_PROBLEM DESCRIPTION_
From the material below, list every line containing "Pabasa".

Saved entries
● ● ●
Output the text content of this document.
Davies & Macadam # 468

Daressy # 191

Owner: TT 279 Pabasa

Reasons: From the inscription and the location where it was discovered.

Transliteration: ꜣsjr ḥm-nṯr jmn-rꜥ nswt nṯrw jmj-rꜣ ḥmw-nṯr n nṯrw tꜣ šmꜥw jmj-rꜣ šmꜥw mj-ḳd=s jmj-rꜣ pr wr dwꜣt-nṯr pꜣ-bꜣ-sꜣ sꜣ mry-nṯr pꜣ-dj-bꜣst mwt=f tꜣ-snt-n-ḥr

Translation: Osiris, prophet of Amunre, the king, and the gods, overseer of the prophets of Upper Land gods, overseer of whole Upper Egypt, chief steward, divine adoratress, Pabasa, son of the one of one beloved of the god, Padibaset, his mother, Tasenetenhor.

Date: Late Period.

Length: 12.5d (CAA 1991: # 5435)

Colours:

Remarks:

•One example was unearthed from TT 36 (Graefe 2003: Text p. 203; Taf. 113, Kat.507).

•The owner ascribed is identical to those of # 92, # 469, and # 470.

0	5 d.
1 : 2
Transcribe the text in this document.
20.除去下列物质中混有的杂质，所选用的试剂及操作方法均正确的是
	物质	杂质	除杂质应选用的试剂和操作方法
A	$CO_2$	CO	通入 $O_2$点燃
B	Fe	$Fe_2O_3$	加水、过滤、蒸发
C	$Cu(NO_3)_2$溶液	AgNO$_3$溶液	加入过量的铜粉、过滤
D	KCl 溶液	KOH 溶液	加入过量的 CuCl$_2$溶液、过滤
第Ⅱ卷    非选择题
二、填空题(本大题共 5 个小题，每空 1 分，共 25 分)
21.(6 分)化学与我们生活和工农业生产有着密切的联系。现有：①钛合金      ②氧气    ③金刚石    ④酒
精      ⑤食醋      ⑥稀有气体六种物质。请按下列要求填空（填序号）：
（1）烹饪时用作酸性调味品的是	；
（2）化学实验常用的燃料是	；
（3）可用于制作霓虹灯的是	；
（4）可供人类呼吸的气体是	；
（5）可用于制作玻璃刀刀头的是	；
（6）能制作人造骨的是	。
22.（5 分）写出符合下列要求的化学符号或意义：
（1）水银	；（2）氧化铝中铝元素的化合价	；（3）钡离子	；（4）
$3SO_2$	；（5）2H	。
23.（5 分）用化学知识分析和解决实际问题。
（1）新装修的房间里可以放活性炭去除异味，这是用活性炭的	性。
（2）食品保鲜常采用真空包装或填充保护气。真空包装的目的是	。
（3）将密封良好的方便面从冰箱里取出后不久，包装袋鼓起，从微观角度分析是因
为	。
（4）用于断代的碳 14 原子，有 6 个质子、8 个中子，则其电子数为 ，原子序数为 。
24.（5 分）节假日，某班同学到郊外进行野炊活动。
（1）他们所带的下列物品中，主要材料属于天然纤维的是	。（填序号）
● ● ●
_RESULT OF THIS TASK_
Owner: TT 279 Pabasa
Translation: Osiris, prophet of Amunre, the king, and the gods, overseer of the prophets of Upper Land gods, overseer of whole Upper Egypt, chief steward, divine adoratress, Pabasa, son of the one of one beloved of the god, Padibaset, his mother, Tasenetenhor.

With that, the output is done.